▶ [Required task]
Write out all records as given; omit images.

▶ [The input]
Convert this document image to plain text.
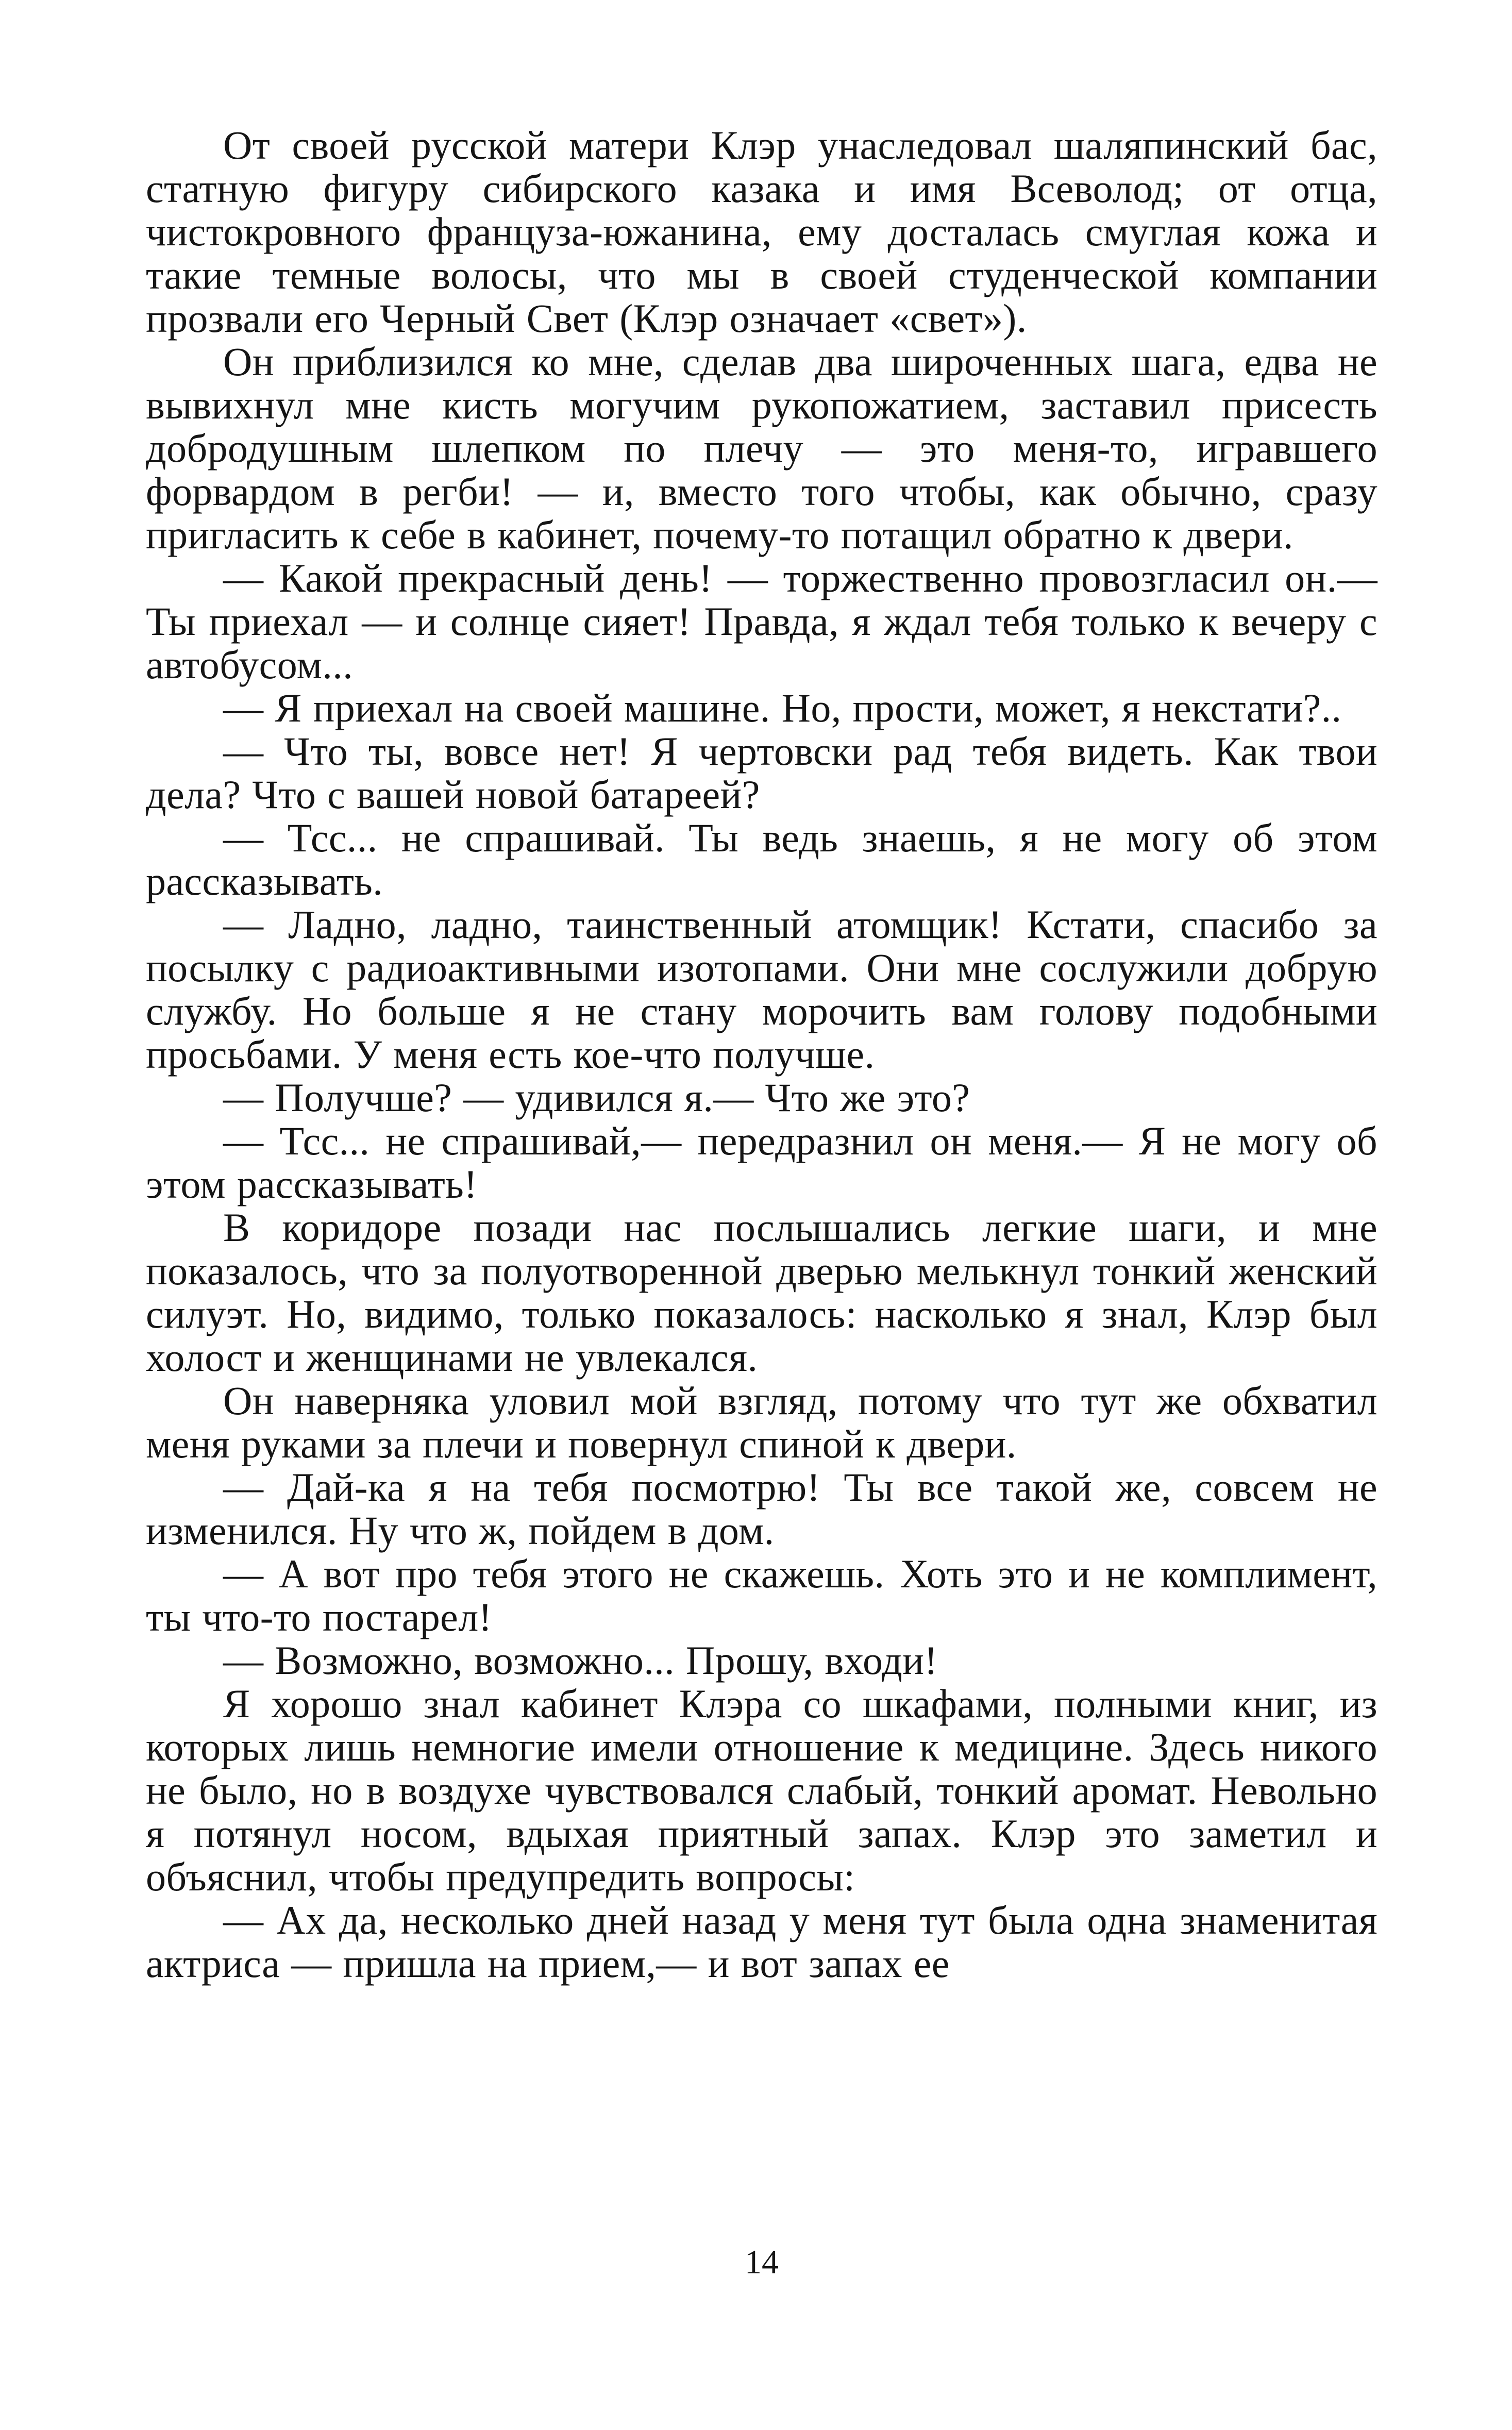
От своей русской матери Клэр унаследовал шаляпинский бас, статную фигуру сибирского казака и имя Всеволод; от отца, чистокровного француза-южанина, ему досталась смуглая кожа и такие темные волосы, что мы в своей студенческой компании прозвали его Черный Свет (Клэр означает «свет»).

Он приблизился ко мне, сделав два широченных шага, едва не вывихнул мне кисть могучим рукопожатием, заставил присесть добродушным шлепком по плечу — это меня-то, игравшего форвардом в регби! — и, вместо того чтобы, как обычно, сразу пригласить к себе в кабинет, почему-то потащил обратно к двери.

— Какой прекрасный день! — торжественно провозгласил он.— Ты приехал — и солнце сияет! Правда, я ждал тебя только к вечеру с автобусом...

— Я приехал на своей машине. Но, прости, может, я некстати?..

— Что ты, вовсе нет! Я чертовски рад тебя видеть. Как твои дела? Что с вашей новой батареей?

— Тсс... не спрашивай. Ты ведь знаешь, я не могу об этом рассказывать.

— Ладно, ладно, таинственный атомщик! Кстати, спасибо за посылку с радиоактивными изотопами. Они мне сослужили добрую службу. Но больше я не стану морочить вам голову подобными просьбами. У меня есть кое-что получше.

— Получше? — удивился я.— Что же это?

— Тсс... не спрашивай,— передразнил он меня.— Я не могу об этом рассказывать!

В коридоре позади нас послышались легкие шаги, и мне показалось, что за полуотворенной дверью мелькнул тонкий женский силуэт. Но, видимо, только показалось: насколько я знал, Клэр был холост и женщинами не увлекался.

Он наверняка уловил мой взгляд, потому что тут же обхватил меня руками за плечи и повернул спиной к двери.

— Дай-ка я на тебя посмотрю! Ты все такой же, совсем не изменился. Ну что ж, пойдем в дом.

— А вот про тебя этого не скажешь. Хоть это и не комплимент, ты что-то постарел!

— Возможно, возможно... Прошу, входи!

Я хорошо знал кабинет Клэра со шкафами, полными книг, из которых лишь немногие имели отношение к медицине. Здесь никого не было, но в воздухе чувствовался слабый, тонкий аромат. Невольно я потянул носом, вдыхая приятный запах. Клэр это заметил и объяснил, чтобы предупредить вопросы:

— Ах да, несколько дней назад у меня тут была одна знаменитая актриса — пришла на прием,— и вот запах ее

14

▶ [Correct output]
Convert this document image to plain text.
От своей русской матери Клэр унаследовал шаляпинский бас, статную фигуру сибирского казака и имя Всеволод; от отца, чистокровного француза-южанина, ему досталась смуглая кожа и такие темные волосы, что мы в своей студенческой компании прозвали его Черный Свет (Клэр означает «свет»).

Он приблизился ко мне, сделав два широченных шага, едва не вывихнул мне кисть могучим рукопожатием, заставил присесть добродушным шлепком по плечу — это меня-то, игравшего форвардом в регби! — и, вместо того чтобы, как обычно, сразу пригласить к себе в кабинет, почему-то потащил обратно к двери.

— Какой прекрасный день! — торжественно провозгласил он.— Ты приехал — и солнце сияет! Правда, я ждал тебя только к вечеру с автобусом...

— Я приехал на своей машине. Но, прости, может, я некстати?..

— Что ты, вовсе нет! Я чертовски рад тебя видеть. Как твои дела? Что с вашей новой батареей?

— Тсс... не спрашивай. Ты ведь знаешь, я не могу об этом рассказывать.

— Ладно, ладно, таинственный атомщик! Кстати, спасибо за посылку с радиоактивными изотопами. Они мне сослужили добрую службу. Но больше я не стану морочить вам голову подобными просьбами. У меня есть кое-что получше.

— Получше? — удивился я.— Что же это?

— Тсс... не спрашивай,— передразнил он меня.— Я не могу об этом рассказывать!

В коридоре позади нас послышались легкие шаги, и мне показалось, что за полуотворенной дверью мелькнул тонкий женский силуэт. Но, видимо, только показалось: насколько я знал, Клэр был холост и женщинами не увлекался.

Он наверняка уловил мой взгляд, потому что тут же обхватил меня руками за плечи и повернул спиной к двери.

— Дай-ка я на тебя посмотрю! Ты все такой же, совсем не изменился. Ну что ж, пойдем в дом.

— А вот про тебя этого не скажешь. Хоть это и не комплимент, ты что-то постарел!

— Возможно, возможно... Прошу, входи!

Я хорошо знал кабинет Клэра со шкафами, полными книг, из которых лишь немногие имели отношение к медицине. Здесь никого не было, но в воздухе чувствовался слабый, тонкий аромат. Невольно я потянул носом, вдыхая приятный запах. Клэр это заметил и объяснил, чтобы предупредить вопросы:

— Ах да, несколько дней назад у меня тут была одна знаменитая актриса — пришла на прием,— и вот запах ее

14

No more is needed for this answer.